**INSTRUCTIONS FOR THE TASK**
Write out the complete material exactly as it stands.

**GIVEN DATA**
....................

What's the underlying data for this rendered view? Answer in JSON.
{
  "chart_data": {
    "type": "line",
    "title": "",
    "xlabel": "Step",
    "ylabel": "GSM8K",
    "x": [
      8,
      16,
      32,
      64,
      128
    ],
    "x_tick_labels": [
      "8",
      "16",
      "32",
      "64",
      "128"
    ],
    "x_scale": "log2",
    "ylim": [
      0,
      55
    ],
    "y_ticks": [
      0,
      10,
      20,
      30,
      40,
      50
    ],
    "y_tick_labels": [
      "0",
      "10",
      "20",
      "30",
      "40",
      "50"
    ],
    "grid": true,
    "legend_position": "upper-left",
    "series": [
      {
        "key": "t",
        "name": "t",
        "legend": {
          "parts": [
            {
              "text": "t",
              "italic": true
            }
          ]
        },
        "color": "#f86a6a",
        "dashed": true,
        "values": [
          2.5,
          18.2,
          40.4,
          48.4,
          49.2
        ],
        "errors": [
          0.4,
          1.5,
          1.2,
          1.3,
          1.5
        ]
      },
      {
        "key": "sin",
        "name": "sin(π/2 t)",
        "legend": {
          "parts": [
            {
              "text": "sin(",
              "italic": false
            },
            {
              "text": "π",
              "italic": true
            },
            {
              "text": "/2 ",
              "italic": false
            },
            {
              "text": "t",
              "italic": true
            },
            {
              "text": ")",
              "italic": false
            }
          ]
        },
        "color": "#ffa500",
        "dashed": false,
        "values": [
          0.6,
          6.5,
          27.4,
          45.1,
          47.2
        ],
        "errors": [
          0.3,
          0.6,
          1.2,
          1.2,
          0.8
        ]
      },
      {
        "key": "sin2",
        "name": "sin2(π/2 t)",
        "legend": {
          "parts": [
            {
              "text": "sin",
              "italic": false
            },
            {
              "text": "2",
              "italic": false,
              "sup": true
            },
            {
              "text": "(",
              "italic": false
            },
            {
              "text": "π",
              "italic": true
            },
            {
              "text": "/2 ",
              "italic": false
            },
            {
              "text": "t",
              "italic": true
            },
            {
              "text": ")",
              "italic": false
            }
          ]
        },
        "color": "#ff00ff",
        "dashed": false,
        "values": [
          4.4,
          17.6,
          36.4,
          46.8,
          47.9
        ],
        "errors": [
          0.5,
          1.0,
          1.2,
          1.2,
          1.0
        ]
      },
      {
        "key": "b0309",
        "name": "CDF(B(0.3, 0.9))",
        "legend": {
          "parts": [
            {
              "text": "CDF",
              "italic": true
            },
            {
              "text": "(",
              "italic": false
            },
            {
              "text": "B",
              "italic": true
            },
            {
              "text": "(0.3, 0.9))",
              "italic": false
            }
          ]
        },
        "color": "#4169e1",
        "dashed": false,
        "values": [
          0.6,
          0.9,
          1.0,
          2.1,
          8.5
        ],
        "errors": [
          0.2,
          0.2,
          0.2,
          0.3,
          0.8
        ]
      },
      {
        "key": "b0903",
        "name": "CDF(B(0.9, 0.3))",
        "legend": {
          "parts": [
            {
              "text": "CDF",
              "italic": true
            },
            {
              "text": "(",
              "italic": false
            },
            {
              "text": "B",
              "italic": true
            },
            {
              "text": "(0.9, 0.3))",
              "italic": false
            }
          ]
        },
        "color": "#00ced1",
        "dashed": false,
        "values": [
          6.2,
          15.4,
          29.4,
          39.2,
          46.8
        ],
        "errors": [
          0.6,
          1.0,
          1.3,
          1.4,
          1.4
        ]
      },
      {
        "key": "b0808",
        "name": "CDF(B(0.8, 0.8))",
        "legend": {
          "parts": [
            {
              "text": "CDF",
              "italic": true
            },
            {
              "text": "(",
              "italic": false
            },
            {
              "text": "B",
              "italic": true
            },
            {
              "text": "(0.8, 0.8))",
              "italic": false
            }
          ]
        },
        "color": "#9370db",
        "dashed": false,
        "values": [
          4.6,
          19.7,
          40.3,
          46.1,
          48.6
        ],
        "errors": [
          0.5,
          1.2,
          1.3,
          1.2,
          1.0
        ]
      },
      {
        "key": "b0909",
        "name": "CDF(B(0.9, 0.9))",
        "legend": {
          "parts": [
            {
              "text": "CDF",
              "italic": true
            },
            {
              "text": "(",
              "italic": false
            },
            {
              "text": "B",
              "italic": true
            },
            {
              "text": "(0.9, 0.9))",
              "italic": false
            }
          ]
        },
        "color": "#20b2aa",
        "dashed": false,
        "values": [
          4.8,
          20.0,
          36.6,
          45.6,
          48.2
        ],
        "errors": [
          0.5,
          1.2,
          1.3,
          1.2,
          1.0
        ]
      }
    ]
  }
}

....................

**EXPECTED OUTPUT**
What's the underlying data for this rendered view? Answer in JSON.
{
  "chart_data": {
    "type": "line",
    "title": "",
    "xlabel": "Step",
    "ylabel": "GSM8K",
    "x": [
      8,
      16,
      32,
      64,
      128
    ],
    "x_tick_labels": [
      "8",
      "16",
      "32",
      "64",
      "128"
    ],
    "x_scale": "log2",
    "ylim": [
      0,
      55
    ],
    "y_ticks": [
      0,
      10,
      20,
      30,
      40,
      50
    ],
    "y_tick_labels": [
      "0",
      "10",
      "20",
      "30",
      "40",
      "50"
    ],
    "grid": true,
    "legend_position": "upper-left",
    "series": [
      {
        "key": "t",
        "name": "t",
        "legend": {
          "parts": [
            {
              "text": "t",
              "italic": true
            }
          ]
        },
        "color": "#f86a6a",
        "dashed": true,
        "values": [
          2.5,
          18.2,
          40.4,
          48.4,
          49.2
        ],
        "errors": [
          0.4,
          1.5,
          1.2,
          1.3,
          1.5
        ]
      },
      {
        "key": "sin",
        "name": "sin(π/2 t)",
        "legend": {
          "parts": [
            {
              "text": "sin(",
              "italic": false
            },
            {
              "text": "π",
              "italic": true
            },
            {
              "text": "/2 ",
              "italic": false
            },
            {
              "text": "t",
              "italic": true
            },
            {
              "text": ")",
              "italic": false
            }
          ]
        },
        "color": "#ffa500",
        "dashed": false,
        "values": [
          0.6,
          6.5,
          27.4,
          45.1,
          47.2
        ],
        "errors": [
          0.3,
          0.6,
          1.2,
          1.2,
          0.8
        ]
      },
      {
        "key": "sin2",
        "name": "sin2(π/2 t)",
        "legend": {
          "parts": [
            {
              "text": "sin",
              "italic": false
            },
            {
              "text": "2",
              "italic": false,
              "sup": true
            },
            {
              "text": "(",
              "italic": false
            },
            {
              "text": "π",
              "italic": true
            },
            {
              "text": "/2 ",
              "italic": false
            },
            {
              "text": "t",
              "italic": true
            },
            {
              "text": ")",
              "italic": false
            }
          ]
        },
        "color": "#ff00ff",
        "dashed": false,
        "values": [
          4.4,
          17.6,
          36.4,
          46.8,
          47.9
        ],
        "errors": [
          0.5,
          1.0,
          1.2,
          1.2,
          1.0
        ]
      },
      {
        "key": "b0309",
        "name": "CDF(B(0.3, 0.9))",
        "legend": {
          "parts": [
            {
              "text": "CDF",
              "italic": true
            },
            {
              "text": "(",
              "italic": false
            },
            {
              "text": "B",
              "italic": true
            },
            {
              "text": "(0.3, 0.9))",
              "italic": false
            }
          ]
        },
        "color": "#4169e1",
        "dashed": false,
        "values": [
          0.6,
          0.9,
          1.0,
          2.1,
          8.5
        ],
        "errors": [
          0.2,
          0.2,
          0.2,
          0.3,
          0.8
        ]
      },
      {
        "key": "b0903",
        "name": "CDF(B(0.9, 0.3))",
        "legend": {
          "parts": [
            {
              "text": "CDF",
              "italic": true
            },
            {
              "text": "(",
              "italic": false
            },
            {
              "text": "B",
              "italic": true
            },
            {
              "text": "(0.9, 0.3))",
              "italic": false
            }
          ]
        },
        "color": "#00ced1",
        "dashed": false,
        "values": [
          6.2,
          15.4,
          29.4,
          39.2,
          46.8
        ],
        "errors": [
          0.6,
          1.0,
          1.3,
          1.4,
          1.4
        ]
      },
      {
        "key": "b0808",
        "name": "CDF(B(0.8, 0.8))",
        "legend": {
          "parts": [
            {
              "text": "CDF",
              "italic": true
            },
            {
              "text": "(",
              "italic": false
            },
            {
              "text": "B",
              "italic": true
            },
            {
              "text": "(0.8, 0.8))",
              "italic": false
            }
          ]
        },
        "color": "#9370db",
        "dashed": false,
        "values": [
          4.6,
          19.7,
          40.3,
          46.1,
          48.6
        ],
        "errors": [
          0.5,
          1.2,
          1.3,
          1.2,
          1.0
        ]
      },
      {
        "key": "b0909",
        "name": "CDF(B(0.9, 0.9))",
        "legend": {
          "parts": [
            {
              "text": "CDF",
              "italic": true
            },
            {
              "text": "(",
              "italic": false
            },
            {
              "text": "B",
              "italic": true
            },
            {
              "text": "(0.9, 0.9))",
              "italic": false
            }
          ]
        },
        "color": "#20b2aa",
        "dashed": false,
        "values": [
          4.8,
          20.0,
          36.6,
          45.6,
          48.2
        ],
        "errors": [
          0.5,
          1.2,
          1.3,
          1.2,
          1.0
        ]
      }
    ]
  }
}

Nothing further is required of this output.